▸ **Extracted records**
-- BEGIN --

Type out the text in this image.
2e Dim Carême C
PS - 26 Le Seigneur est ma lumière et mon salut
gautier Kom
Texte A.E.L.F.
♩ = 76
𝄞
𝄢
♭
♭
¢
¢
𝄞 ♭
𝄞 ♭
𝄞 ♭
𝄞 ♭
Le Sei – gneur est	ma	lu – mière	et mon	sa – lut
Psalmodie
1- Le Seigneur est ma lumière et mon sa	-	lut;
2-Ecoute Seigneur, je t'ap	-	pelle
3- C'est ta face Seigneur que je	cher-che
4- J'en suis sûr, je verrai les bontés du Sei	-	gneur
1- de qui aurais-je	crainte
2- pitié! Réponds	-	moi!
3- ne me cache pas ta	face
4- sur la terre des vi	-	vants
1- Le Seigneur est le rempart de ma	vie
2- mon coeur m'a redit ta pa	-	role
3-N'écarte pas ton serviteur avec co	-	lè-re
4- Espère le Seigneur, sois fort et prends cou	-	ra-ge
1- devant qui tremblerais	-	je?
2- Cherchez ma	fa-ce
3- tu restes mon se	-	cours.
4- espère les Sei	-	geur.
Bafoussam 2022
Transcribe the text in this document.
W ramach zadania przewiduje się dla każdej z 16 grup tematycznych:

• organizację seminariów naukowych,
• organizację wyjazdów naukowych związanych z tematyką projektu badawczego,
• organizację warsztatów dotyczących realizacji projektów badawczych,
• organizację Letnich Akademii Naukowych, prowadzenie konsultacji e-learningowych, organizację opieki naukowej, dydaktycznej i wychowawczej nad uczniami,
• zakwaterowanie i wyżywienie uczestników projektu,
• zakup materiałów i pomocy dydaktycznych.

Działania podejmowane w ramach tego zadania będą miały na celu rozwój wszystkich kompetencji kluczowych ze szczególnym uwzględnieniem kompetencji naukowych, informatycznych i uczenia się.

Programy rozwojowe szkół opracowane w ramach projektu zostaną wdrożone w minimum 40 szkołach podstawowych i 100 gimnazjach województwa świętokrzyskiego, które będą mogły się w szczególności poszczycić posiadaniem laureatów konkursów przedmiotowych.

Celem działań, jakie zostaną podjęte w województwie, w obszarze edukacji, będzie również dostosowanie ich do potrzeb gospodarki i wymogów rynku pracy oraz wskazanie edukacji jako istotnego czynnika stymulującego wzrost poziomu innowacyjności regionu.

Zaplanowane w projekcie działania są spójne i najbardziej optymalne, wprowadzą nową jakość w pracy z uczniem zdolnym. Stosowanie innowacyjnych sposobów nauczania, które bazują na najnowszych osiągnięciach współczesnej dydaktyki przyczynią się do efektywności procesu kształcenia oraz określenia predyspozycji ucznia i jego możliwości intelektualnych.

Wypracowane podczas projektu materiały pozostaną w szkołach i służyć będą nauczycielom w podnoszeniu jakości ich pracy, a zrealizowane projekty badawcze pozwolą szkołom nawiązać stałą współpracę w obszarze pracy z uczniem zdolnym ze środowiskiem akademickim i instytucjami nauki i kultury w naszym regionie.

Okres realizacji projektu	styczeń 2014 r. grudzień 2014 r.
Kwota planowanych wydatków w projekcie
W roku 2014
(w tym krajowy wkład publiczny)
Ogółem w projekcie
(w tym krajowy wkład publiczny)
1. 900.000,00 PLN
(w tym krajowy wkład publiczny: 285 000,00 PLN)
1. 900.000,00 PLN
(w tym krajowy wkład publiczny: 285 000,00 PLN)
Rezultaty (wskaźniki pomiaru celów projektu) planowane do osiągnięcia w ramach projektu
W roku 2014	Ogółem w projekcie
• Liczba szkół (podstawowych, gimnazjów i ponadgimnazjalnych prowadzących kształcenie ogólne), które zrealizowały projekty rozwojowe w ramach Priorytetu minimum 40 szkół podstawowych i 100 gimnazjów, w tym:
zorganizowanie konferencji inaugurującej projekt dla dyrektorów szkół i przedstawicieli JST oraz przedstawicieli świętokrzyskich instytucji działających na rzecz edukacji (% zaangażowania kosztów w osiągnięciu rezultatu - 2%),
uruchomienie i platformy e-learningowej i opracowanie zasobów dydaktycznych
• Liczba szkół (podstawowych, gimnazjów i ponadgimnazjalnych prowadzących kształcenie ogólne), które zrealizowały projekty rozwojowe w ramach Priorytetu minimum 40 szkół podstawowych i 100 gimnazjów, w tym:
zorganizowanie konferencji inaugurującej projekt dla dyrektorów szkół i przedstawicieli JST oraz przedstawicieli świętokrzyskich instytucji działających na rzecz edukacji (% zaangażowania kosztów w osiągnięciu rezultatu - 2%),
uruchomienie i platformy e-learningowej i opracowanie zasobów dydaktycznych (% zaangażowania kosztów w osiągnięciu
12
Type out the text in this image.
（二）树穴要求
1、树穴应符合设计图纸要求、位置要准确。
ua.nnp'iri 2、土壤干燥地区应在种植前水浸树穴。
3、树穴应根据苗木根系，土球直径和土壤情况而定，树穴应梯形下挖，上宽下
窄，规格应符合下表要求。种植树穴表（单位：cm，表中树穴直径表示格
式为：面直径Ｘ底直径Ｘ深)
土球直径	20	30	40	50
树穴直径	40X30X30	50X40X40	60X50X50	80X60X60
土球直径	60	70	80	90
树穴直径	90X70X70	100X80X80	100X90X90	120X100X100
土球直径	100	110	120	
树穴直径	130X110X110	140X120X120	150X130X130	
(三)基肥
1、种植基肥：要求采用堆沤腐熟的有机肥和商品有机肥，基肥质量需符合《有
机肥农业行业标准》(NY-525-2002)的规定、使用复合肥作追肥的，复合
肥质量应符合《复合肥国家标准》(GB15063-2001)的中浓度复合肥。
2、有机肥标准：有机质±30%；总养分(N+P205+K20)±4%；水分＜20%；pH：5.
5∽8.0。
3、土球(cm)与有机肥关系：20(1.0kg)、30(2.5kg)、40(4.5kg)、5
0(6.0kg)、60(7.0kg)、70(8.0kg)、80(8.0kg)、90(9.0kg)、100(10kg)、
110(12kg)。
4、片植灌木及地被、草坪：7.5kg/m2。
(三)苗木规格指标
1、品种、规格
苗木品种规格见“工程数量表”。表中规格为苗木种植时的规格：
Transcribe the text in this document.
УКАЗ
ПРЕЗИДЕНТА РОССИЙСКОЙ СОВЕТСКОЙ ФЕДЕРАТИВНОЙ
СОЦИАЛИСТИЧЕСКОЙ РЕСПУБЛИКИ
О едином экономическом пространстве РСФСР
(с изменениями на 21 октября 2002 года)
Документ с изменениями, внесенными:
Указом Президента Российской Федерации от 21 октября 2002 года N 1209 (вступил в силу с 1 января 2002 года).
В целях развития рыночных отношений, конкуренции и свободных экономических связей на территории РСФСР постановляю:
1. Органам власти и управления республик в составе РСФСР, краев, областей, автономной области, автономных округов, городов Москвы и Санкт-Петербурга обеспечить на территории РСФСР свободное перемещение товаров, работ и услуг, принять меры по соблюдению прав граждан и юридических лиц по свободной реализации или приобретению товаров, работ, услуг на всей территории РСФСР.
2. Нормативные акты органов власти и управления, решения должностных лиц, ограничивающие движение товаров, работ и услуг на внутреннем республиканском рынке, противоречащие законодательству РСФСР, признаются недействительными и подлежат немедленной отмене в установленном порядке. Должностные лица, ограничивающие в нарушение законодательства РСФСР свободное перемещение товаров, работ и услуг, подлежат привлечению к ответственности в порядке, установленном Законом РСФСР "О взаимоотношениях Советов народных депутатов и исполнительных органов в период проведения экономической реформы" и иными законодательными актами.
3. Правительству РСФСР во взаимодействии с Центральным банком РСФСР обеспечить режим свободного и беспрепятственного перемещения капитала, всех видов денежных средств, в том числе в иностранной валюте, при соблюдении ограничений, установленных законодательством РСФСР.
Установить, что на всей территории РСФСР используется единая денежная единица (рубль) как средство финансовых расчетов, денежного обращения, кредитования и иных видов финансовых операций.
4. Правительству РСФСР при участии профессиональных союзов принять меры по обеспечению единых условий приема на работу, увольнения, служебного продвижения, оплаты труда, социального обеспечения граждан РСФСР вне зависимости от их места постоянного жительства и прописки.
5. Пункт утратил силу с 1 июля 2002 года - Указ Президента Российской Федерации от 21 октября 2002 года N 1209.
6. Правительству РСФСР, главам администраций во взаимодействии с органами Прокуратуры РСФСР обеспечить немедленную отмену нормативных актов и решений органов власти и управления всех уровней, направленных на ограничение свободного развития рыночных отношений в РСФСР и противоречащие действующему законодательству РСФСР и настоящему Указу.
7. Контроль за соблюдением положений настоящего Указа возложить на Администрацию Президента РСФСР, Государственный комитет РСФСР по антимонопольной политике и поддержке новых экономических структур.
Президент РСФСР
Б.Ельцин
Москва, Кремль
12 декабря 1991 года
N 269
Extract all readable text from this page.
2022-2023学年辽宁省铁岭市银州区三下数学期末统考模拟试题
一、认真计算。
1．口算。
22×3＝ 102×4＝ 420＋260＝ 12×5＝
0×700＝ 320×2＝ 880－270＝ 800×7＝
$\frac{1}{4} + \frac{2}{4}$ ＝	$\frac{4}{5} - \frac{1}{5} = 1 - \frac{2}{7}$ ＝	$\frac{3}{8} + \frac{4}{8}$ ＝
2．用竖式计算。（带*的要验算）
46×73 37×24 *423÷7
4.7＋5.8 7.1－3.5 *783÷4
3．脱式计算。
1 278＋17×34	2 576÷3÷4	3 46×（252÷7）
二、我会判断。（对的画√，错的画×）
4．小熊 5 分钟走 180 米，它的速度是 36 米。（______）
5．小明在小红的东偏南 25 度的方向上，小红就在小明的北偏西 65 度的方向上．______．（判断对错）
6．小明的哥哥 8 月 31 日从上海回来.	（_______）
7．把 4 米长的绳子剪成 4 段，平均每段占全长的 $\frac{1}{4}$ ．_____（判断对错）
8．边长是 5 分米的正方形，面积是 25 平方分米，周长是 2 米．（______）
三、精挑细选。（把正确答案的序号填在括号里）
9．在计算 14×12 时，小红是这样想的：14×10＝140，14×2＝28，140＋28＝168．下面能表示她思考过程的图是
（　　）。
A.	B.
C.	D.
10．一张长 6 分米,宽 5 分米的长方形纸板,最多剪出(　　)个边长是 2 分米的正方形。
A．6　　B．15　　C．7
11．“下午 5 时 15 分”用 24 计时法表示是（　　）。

-- END --

▸ **What is asked**
Find all lines where the word "органов" appears. Copy them.

▸ **Reply**
2. Нормативные акты органов власти и управления, решения должностных лиц, ограничивающие движение товаров, работ и услуг на внутреннем республиканском рынке, противоречащие законодательству РСФСР, признаются недействительными и подлежат немедленной отмене в установленном порядке. Должностные лица, ограничивающие в нарушение законодательства РСФСР свободное перемещение товаров, работ и услуг, подлежат привлечению к ответственности в порядке, установленном Законом РСФСР "О взаимоотношениях Советов народных депутатов и исполнительных органов в период проведения экономической реформы" и иными законодательными актами.
6. Правительству РСФСР, главам администраций во взаимодействии с органами Прокуратуры РСФСР обеспечить немедленную отмену нормативных актов и решений органов власти и управления всех уровней, направленных на ограничение свободного развития рыночных отношений в РСФСР и противоречащие действующему законодательству РСФСР и настоящему Указу.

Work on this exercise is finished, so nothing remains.